* DIRECTIONS FOR THIS TASK
Copy every line of the records below where the word "value" occurs.

+++ EXTRACTED INFORMATION

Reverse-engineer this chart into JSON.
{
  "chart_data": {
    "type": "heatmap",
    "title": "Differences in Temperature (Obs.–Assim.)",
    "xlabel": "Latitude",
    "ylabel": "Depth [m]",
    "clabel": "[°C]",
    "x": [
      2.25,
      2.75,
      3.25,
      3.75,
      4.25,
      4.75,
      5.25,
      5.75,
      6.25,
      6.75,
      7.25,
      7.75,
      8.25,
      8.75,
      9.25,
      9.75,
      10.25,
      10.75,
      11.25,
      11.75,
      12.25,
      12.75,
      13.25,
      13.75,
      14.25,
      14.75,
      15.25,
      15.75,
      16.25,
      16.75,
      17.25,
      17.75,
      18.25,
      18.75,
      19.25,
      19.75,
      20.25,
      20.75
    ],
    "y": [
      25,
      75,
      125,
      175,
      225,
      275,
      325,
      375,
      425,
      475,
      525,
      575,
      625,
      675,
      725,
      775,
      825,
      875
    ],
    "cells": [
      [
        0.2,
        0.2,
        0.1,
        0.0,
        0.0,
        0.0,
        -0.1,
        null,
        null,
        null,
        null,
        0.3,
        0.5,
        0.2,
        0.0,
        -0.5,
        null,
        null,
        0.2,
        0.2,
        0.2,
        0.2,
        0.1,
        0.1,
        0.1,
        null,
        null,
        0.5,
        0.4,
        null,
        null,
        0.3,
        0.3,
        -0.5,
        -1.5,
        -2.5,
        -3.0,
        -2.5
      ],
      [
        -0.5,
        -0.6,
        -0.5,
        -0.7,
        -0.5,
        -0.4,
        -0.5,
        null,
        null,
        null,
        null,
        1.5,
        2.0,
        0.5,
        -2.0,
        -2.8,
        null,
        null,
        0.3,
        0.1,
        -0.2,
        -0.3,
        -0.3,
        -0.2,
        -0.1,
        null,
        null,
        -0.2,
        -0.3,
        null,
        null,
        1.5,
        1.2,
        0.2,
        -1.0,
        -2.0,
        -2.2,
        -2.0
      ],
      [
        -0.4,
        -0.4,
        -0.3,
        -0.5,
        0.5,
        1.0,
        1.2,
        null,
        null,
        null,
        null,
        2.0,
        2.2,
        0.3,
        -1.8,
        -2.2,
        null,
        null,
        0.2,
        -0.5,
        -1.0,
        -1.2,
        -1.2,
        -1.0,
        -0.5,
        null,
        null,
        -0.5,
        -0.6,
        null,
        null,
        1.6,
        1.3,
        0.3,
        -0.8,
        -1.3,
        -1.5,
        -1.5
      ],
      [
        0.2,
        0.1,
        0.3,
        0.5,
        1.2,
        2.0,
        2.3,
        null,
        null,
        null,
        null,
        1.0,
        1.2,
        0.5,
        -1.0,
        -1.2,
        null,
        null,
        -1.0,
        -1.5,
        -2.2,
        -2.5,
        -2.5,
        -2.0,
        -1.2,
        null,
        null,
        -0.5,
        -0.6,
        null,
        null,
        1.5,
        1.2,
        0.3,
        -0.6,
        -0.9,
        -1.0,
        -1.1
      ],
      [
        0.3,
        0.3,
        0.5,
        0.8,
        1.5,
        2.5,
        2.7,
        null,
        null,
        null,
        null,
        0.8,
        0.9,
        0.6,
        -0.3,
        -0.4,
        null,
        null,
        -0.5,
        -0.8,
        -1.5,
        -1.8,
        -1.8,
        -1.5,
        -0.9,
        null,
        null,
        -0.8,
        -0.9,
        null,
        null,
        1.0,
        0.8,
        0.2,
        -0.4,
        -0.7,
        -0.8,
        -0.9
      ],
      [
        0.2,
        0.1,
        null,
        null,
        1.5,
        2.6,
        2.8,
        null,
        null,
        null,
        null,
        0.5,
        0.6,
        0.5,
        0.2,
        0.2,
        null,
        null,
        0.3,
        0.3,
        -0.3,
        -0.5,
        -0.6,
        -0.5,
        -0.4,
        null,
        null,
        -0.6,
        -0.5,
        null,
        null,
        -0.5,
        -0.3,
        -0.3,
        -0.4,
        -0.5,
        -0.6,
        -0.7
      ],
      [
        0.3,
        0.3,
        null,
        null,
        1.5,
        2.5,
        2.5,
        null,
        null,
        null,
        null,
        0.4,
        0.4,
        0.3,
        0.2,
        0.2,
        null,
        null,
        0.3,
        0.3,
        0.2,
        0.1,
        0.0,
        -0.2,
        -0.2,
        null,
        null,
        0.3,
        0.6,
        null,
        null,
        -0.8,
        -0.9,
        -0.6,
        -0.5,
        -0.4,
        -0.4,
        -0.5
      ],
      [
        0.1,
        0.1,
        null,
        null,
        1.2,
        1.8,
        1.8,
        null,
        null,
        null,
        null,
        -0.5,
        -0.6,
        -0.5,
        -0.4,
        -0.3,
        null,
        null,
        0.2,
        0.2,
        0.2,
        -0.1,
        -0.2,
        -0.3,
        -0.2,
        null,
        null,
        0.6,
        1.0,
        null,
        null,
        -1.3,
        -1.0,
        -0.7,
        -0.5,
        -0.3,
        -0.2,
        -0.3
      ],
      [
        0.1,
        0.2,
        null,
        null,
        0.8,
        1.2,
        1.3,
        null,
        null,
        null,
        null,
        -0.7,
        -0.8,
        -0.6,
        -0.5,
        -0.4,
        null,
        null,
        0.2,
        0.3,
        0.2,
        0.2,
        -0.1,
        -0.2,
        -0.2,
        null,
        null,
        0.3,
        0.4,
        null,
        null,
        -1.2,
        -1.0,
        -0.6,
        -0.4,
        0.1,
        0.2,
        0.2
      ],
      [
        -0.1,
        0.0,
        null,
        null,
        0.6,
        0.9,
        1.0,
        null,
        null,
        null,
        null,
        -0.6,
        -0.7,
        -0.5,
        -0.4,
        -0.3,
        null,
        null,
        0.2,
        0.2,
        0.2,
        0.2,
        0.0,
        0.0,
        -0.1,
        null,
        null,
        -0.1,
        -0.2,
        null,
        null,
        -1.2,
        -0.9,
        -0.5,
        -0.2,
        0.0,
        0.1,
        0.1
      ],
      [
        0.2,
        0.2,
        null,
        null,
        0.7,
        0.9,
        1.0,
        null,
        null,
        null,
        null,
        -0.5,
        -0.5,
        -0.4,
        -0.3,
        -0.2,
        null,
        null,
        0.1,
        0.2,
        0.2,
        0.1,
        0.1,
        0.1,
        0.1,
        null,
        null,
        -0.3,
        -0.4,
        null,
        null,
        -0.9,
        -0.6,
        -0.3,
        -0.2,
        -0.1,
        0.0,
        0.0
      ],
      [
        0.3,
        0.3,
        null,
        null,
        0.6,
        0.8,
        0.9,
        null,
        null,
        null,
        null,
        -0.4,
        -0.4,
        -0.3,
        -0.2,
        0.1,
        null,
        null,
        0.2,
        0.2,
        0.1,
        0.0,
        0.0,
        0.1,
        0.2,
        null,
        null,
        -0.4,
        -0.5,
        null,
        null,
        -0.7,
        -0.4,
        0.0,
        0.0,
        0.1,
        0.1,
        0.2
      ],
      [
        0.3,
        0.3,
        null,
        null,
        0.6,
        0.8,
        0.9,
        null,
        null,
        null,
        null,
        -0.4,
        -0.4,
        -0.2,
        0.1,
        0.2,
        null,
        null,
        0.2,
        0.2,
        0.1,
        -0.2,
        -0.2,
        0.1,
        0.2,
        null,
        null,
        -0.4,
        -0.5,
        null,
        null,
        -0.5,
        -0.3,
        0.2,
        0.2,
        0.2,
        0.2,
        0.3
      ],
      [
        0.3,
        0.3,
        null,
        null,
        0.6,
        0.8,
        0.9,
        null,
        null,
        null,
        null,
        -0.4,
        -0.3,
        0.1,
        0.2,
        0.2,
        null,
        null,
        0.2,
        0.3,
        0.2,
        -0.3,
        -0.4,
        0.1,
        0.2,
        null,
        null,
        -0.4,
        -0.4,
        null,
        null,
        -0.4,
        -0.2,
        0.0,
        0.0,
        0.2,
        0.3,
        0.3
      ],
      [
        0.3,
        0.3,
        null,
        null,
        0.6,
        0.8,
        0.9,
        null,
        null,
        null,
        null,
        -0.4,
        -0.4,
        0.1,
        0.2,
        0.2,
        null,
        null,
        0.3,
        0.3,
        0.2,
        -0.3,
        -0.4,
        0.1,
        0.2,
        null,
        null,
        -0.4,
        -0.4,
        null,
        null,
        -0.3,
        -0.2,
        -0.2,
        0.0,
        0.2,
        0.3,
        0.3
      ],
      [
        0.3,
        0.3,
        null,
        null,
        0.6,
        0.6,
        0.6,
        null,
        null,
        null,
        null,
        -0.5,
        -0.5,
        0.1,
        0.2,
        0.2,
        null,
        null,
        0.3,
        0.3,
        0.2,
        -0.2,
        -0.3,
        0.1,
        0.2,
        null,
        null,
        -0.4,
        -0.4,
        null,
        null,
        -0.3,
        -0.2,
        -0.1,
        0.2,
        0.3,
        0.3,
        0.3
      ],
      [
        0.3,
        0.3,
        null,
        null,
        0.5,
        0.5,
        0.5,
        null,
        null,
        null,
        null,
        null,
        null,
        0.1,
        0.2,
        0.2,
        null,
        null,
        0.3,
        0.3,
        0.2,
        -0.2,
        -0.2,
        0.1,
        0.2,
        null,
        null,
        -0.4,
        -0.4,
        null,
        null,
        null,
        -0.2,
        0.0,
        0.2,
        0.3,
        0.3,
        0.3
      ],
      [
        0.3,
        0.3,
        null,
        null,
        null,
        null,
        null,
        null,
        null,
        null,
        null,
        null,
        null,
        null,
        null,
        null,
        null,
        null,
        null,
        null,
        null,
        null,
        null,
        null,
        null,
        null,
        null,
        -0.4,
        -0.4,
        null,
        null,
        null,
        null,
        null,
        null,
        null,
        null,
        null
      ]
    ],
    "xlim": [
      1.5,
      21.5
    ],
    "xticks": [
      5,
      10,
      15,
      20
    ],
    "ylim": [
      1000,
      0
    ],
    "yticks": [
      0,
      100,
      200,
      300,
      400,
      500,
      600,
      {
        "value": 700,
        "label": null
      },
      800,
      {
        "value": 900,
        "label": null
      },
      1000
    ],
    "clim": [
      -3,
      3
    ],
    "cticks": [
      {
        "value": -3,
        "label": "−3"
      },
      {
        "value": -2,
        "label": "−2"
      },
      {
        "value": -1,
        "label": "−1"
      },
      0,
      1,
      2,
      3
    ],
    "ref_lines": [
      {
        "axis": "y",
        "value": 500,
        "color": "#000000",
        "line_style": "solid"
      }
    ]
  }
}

++++++

* ANSWER TO THE EXERCISE
        "value": 700,
        "value": 900,
        "value": -3,
        "value": -2,
        "value": -1,
        "value": 500,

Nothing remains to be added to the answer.